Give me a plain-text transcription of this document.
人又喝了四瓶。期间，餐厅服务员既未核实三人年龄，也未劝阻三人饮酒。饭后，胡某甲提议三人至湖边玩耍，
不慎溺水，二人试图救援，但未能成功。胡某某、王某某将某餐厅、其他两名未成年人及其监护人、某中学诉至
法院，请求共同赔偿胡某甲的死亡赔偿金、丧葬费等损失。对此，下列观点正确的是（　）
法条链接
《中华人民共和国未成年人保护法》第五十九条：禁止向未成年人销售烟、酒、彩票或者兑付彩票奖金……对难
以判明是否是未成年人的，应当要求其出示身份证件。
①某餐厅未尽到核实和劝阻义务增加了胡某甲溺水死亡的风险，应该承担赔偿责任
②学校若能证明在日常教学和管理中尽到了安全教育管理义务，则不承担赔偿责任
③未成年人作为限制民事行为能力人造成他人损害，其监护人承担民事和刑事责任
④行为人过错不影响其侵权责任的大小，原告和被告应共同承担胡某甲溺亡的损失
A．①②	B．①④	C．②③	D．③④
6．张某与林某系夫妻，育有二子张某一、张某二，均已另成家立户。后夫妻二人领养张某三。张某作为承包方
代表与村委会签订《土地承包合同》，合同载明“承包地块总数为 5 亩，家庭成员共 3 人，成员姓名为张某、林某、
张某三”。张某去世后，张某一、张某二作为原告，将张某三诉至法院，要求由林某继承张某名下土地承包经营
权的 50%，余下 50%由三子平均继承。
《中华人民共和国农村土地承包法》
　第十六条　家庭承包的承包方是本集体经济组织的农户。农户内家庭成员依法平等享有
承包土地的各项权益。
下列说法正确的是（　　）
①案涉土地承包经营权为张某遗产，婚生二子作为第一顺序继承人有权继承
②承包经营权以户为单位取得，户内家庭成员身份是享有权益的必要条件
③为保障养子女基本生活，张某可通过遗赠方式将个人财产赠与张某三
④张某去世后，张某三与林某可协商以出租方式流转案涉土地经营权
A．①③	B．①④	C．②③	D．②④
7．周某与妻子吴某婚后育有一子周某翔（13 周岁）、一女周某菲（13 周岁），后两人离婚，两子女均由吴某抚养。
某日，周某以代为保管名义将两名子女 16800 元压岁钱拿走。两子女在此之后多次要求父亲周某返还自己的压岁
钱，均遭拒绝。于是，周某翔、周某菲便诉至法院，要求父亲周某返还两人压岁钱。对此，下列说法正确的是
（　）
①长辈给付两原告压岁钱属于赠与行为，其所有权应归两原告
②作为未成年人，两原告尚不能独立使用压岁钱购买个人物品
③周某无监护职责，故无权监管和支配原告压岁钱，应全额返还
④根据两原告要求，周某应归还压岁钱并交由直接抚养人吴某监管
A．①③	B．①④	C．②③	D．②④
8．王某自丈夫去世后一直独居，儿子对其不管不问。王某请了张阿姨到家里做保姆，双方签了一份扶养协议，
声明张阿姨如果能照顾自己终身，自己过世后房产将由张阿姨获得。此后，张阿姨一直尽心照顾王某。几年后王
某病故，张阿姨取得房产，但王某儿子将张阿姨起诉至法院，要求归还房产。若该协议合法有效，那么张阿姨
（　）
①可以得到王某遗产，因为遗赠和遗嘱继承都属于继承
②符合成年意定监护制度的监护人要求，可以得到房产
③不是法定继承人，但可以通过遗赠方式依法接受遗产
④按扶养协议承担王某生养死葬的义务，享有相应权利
==============================
### Task to carry out
Restate the whole listing exactly.

### Result
Give me a plain-text transcription of this document.
人又喝了四瓶。期间，餐厅服务员既未核实三人年龄，也未劝阻三人饮酒。饭后，胡某甲提议三人至湖边玩耍，
不慎溺水，二人试图救援，但未能成功。胡某某、王某某将某餐厅、其他两名未成年人及其监护人、某中学诉至
法院，请求共同赔偿胡某甲的死亡赔偿金、丧葬费等损失。对此，下列观点正确的是（　）
法条链接
《中华人民共和国未成年人保护法》第五十九条：禁止向未成年人销售烟、酒、彩票或者兑付彩票奖金……对难
以判明是否是未成年人的，应当要求其出示身份证件。
①某餐厅未尽到核实和劝阻义务增加了胡某甲溺水死亡的风险，应该承担赔偿责任
②学校若能证明在日常教学和管理中尽到了安全教育管理义务，则不承担赔偿责任
③未成年人作为限制民事行为能力人造成他人损害，其监护人承担民事和刑事责任
④行为人过错不影响其侵权责任的大小，原告和被告应共同承担胡某甲溺亡的损失
A．①②	B．①④	C．②③	D．③④
6．张某与林某系夫妻，育有二子张某一、张某二，均已另成家立户。后夫妻二人领养张某三。张某作为承包方
代表与村委会签订《土地承包合同》，合同载明“承包地块总数为 5 亩，家庭成员共 3 人，成员姓名为张某、林某、
张某三”。张某去世后，张某一、张某二作为原告，将张某三诉至法院，要求由林某继承张某名下土地承包经营
权的 50%，余下 50%由三子平均继承。
《中华人民共和国农村土地承包法》
　第十六条　家庭承包的承包方是本集体经济组织的农户。农户内家庭成员依法平等享有
承包土地的各项权益。
下列说法正确的是（　　）
①案涉土地承包经营权为张某遗产，婚生二子作为第一顺序继承人有权继承
②承包经营权以户为单位取得，户内家庭成员身份是享有权益的必要条件
③为保障养子女基本生活，张某可通过遗赠方式将个人财产赠与张某三
④张某去世后，张某三与林某可协商以出租方式流转案涉土地经营权
A．①③	B．①④	C．②③	D．②④
7．周某与妻子吴某婚后育有一子周某翔（13 周岁）、一女周某菲（13 周岁），后两人离婚，两子女均由吴某抚养。
某日，周某以代为保管名义将两名子女 16800 元压岁钱拿走。两子女在此之后多次要求父亲周某返还自己的压岁
钱，均遭拒绝。于是，周某翔、周某菲便诉至法院，要求父亲周某返还两人压岁钱。对此，下列说法正确的是
（　）
①长辈给付两原告压岁钱属于赠与行为，其所有权应归两原告
②作为未成年人，两原告尚不能独立使用压岁钱购买个人物品
③周某无监护职责，故无权监管和支配原告压岁钱，应全额返还
④根据两原告要求，周某应归还压岁钱并交由直接抚养人吴某监管
A．①③	B．①④	C．②③	D．②④
8．王某自丈夫去世后一直独居，儿子对其不管不问。王某请了张阿姨到家里做保姆，双方签了一份扶养协议，
声明张阿姨如果能照顾自己终身，自己过世后房产将由张阿姨获得。此后，张阿姨一直尽心照顾王某。几年后王
某病故，张阿姨取得房产，但王某儿子将张阿姨起诉至法院，要求归还房产。若该协议合法有效，那么张阿姨
（　）
①可以得到王某遗产，因为遗赠和遗嘱继承都属于继承
②符合成年意定监护制度的监护人要求，可以得到房产
③不是法定继承人，但可以通过遗赠方式依法接受遗产
④按扶养协议承担王某生养死葬的义务，享有相应权利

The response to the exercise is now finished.